§ Exercise requirements
The required output is the line that contains "Extract all readable text from this page." plus every line after it in the listing below, copied exactly as it appears.

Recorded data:
=-=-=-=-=
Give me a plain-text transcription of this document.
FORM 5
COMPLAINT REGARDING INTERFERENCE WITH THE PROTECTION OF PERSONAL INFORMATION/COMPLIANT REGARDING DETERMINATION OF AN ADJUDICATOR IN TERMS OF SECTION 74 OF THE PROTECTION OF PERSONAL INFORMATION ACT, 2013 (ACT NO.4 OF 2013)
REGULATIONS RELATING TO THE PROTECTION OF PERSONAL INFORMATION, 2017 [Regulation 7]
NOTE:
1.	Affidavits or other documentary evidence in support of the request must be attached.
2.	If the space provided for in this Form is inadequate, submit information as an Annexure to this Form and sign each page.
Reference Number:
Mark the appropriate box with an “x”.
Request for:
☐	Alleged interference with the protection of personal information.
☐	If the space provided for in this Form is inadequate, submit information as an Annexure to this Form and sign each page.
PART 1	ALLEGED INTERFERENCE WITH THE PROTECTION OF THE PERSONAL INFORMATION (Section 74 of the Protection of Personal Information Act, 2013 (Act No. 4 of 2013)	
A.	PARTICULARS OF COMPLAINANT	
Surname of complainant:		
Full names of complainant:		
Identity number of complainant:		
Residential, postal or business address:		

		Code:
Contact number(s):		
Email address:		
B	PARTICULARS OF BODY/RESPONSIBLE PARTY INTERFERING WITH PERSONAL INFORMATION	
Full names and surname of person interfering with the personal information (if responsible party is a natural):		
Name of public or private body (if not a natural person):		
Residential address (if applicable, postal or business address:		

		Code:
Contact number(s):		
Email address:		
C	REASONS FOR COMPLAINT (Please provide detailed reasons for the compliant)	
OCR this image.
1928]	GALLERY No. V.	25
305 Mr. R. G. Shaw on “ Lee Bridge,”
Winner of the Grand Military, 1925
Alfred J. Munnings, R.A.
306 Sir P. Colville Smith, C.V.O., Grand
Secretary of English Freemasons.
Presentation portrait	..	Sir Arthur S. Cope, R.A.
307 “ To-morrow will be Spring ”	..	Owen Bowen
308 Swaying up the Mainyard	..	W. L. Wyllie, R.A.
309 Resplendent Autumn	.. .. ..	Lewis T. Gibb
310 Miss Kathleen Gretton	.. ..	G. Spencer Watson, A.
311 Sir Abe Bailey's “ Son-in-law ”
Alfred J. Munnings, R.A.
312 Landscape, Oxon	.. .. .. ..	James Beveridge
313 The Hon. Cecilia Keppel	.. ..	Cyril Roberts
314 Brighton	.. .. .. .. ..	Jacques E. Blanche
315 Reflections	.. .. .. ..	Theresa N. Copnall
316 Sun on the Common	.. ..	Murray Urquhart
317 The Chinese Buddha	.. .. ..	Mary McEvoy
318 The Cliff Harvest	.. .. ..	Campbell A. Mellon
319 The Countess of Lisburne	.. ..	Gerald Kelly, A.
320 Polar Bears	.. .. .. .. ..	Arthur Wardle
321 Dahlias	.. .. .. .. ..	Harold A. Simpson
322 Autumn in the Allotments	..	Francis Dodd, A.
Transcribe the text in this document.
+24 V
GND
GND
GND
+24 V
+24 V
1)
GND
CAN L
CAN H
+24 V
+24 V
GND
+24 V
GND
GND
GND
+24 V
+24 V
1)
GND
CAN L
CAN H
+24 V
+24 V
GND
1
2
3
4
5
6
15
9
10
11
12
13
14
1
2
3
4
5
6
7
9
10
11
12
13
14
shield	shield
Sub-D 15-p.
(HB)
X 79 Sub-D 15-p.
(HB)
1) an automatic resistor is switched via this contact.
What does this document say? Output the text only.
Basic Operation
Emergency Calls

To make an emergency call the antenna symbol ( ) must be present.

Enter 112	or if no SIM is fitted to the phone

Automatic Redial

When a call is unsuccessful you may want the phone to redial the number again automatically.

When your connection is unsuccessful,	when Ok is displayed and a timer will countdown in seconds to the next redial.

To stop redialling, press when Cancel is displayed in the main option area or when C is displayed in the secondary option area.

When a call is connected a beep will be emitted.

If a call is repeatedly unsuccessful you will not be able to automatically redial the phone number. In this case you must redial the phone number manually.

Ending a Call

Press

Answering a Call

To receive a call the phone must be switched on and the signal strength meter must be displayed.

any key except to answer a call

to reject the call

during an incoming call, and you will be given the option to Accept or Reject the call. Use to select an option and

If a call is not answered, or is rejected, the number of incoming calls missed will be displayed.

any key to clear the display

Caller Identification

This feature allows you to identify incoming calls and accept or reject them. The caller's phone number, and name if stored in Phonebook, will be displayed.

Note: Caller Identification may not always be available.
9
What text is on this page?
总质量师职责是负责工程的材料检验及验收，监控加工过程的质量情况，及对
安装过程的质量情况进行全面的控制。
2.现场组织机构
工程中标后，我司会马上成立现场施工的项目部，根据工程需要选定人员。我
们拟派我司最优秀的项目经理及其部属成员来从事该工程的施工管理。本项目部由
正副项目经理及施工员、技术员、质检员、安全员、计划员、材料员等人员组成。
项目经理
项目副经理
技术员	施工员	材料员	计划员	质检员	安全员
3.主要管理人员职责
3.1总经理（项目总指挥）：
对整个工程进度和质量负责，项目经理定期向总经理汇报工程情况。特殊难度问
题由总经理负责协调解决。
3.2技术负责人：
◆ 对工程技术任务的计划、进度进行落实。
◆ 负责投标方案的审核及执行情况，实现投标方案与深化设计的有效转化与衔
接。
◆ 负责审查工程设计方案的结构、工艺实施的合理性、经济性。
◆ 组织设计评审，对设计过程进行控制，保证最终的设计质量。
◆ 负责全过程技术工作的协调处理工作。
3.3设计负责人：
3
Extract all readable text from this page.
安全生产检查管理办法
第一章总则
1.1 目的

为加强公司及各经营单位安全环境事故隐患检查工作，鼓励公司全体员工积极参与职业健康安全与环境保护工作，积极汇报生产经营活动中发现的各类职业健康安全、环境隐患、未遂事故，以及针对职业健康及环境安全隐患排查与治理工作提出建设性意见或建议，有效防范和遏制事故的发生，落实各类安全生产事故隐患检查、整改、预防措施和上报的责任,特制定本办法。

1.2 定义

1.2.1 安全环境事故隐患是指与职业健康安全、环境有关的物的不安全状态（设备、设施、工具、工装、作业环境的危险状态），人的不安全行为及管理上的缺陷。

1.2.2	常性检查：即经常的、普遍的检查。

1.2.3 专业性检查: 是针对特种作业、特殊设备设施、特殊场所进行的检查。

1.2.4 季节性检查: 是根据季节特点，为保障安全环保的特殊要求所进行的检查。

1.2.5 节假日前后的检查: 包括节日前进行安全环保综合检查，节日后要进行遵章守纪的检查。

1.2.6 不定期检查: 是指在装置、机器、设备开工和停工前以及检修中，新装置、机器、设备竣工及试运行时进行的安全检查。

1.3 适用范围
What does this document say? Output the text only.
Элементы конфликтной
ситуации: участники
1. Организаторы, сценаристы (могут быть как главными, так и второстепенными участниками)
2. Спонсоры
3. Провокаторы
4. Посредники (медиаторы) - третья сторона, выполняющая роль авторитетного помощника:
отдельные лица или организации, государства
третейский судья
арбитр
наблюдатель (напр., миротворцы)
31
=-=-=-=-=
§ Task output
Extract all readable text from this page.
安全生产检查管理办法
第一章总则
1.1 目的

为加强公司及各经营单位安全环境事故隐患检查工作，鼓励公司全体员工积极参与职业健康安全与环境保护工作，积极汇报生产经营活动中发现的各类职业健康安全、环境隐患、未遂事故，以及针对职业健康及环境安全隐患排查与治理工作提出建设性意见或建议，有效防范和遏制事故的发生，落实各类安全生产事故隐患检查、整改、预防措施和上报的责任,特制定本办法。

1.2 定义

1.2.1 安全环境事故隐患是指与职业健康安全、环境有关的物的不安全状态（设备、设施、工具、工装、作业环境的危险状态），人的不安全行为及管理上的缺陷。

1.2.2	常性检查：即经常的、普遍的检查。

1.2.3 专业性检查: 是针对特种作业、特殊设备设施、特殊场所进行的检查。

1.2.4 季节性检查: 是根据季节特点，为保障安全环保的特殊要求所进行的检查。

1.2.5 节假日前后的检查: 包括节日前进行安全环保综合检查，节日后要进行遵章守纪的检查。

1.2.6 不定期检查: 是指在装置、机器、设备开工和停工前以及检修中，新装置、机器、设备竣工及试运行时进行的安全检查。

1.3 适用范围
What does this document say? Output the text only.
Элементы конфликтной
ситуации: участники
1. Организаторы, сценаристы (могут быть как главными, так и второстепенными участниками)
2. Спонсоры
3. Провокаторы
4. Посредники (медиаторы) - третья сторона, выполняющая роль авторитетного помощника:
отдельные лица или организации, государства
третейский судья
арбитр
наблюдатель (напр., миротворцы)
31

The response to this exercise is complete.